ENUNCIADO DA TAREFA: Indique, com base no texto sobre racismo e branquitude, sob que véu a categorização perversa se mantém escondida no Brasil.

TEXTO DO EXERCÍCIO:
═══
Entendam: brancura não é uma categoria neutra. Negritude não é uma categoria menos humana. A diferença entre as duas se dá na dialética social do poder. Enquanto a branquitude ocupa lugares de controle e opressão, a negritude, em virtude da perversidade do racismo, precisa ainda se consolidar socialmente enquanto identidade do humano. Desta maneira, o racismo é patológico no branco, pois se configura como uma situação neurótica que contém um enigma perverso de uma situação pulsional. Percebem?

Quando o primeiro europeu nomeia de “negro” uma pessoa africana em condição de escravizado, ele delimita uma hierarquia que o marca como menos humano, menos evoluido. Essa categorização perversa se mantém até hoje, sobretudo no Brasil, escondido sob o véu da democracia racial um ideal de igualdade que na verdade serve apenas para silenciar abusos cometidos. Madalena se via inferior. Não porque deseja, mas sim, porque não pode desejar. Impossibilitada de gritar sua dor. Impedida de se expressar em toda a sua humanidade. Espero que assim como eu pude me reestruturar e entender que sou como sou: Mulher Negra, humana e capaz, Madalena possa se libertar como resistência de corpo, alma e espírito para o mundo que a feriu, introjetando-o como potência que ela certamente é! Somos juntas, somos força em nossas histórias. Somos Madalena. Somos Grada. Sou Vanessa.
═══
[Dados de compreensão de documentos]

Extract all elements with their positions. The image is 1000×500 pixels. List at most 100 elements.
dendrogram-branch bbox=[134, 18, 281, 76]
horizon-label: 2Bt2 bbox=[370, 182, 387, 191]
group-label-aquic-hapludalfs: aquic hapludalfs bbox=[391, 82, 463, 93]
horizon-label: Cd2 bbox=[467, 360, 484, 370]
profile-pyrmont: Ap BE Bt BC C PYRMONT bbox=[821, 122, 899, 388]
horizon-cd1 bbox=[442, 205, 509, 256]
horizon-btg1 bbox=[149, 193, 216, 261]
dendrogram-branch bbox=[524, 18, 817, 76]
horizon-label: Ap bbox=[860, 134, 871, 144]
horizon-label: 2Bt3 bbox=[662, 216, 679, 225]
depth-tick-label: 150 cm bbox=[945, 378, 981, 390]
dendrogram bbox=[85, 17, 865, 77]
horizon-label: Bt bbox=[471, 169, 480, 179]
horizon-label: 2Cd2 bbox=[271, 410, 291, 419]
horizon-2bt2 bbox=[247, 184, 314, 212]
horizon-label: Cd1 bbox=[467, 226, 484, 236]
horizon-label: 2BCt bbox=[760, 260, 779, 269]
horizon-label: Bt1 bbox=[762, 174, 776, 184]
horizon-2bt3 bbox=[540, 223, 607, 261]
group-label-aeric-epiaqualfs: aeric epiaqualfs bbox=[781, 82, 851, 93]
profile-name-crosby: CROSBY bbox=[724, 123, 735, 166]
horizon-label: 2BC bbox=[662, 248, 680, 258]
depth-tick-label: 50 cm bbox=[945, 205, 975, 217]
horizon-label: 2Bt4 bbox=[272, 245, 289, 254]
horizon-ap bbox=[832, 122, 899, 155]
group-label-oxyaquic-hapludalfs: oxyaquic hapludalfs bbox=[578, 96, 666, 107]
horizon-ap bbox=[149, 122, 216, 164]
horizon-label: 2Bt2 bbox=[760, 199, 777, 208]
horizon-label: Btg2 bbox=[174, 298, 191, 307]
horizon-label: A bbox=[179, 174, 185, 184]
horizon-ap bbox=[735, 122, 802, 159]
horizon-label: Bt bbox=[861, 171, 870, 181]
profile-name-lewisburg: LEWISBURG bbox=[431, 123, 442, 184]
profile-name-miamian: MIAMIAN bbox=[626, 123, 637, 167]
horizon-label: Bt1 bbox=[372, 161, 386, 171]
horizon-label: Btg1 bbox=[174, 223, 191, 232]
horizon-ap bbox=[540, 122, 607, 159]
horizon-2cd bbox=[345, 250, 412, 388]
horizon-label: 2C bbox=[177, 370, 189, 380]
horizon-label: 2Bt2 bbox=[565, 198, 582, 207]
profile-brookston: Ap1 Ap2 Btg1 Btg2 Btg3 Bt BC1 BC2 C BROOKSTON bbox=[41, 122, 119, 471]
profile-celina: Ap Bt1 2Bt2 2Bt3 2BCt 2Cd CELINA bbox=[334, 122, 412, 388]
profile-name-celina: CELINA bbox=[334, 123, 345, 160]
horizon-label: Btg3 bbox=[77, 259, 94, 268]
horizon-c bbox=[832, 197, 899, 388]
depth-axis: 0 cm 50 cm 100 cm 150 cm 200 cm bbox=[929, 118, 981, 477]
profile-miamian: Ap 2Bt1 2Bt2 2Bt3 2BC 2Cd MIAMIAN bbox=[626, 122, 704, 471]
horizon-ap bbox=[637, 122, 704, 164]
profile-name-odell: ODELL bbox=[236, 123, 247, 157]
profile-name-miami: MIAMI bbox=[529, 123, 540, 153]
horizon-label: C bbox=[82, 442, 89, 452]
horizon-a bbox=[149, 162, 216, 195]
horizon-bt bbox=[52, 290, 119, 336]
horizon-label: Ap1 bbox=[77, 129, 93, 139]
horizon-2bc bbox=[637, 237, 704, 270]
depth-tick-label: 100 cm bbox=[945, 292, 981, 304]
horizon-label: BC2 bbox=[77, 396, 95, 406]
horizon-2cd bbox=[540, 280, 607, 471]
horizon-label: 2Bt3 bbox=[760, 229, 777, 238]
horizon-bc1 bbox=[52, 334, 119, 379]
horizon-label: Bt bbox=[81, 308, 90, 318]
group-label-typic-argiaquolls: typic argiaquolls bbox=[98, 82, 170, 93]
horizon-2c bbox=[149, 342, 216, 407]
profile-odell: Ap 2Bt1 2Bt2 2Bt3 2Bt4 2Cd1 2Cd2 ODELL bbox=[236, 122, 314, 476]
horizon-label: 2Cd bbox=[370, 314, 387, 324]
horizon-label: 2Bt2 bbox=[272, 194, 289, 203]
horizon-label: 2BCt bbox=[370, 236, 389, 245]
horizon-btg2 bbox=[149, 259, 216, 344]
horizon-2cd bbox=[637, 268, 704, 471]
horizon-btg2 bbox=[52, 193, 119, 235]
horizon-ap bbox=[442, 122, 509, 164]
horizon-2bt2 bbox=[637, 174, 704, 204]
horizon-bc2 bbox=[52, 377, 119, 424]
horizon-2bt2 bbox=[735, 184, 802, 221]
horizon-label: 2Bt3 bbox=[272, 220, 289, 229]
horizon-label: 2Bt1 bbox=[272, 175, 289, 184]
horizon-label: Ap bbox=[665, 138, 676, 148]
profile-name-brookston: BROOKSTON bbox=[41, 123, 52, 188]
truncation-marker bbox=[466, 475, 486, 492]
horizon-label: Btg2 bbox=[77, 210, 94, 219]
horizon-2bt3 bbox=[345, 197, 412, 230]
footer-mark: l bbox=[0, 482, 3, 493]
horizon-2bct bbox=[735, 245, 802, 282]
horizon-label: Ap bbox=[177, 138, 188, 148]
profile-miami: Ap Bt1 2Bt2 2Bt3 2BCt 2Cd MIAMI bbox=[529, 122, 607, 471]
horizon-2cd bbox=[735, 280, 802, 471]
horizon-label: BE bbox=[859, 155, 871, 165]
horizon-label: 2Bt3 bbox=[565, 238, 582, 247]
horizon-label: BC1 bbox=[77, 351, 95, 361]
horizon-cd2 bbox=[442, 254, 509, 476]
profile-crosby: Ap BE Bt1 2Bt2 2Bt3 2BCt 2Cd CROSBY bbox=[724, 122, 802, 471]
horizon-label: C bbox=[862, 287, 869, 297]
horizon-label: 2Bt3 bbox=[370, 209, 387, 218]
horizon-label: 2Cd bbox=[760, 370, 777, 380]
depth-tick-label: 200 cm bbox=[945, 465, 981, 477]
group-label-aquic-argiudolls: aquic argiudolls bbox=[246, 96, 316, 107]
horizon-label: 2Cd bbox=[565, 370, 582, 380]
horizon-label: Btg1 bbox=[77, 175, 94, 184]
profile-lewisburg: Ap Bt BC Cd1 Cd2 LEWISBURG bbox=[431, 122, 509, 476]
═══
RESPOSTA DO EXERCÍCIO: Sob o véu da democracia racial.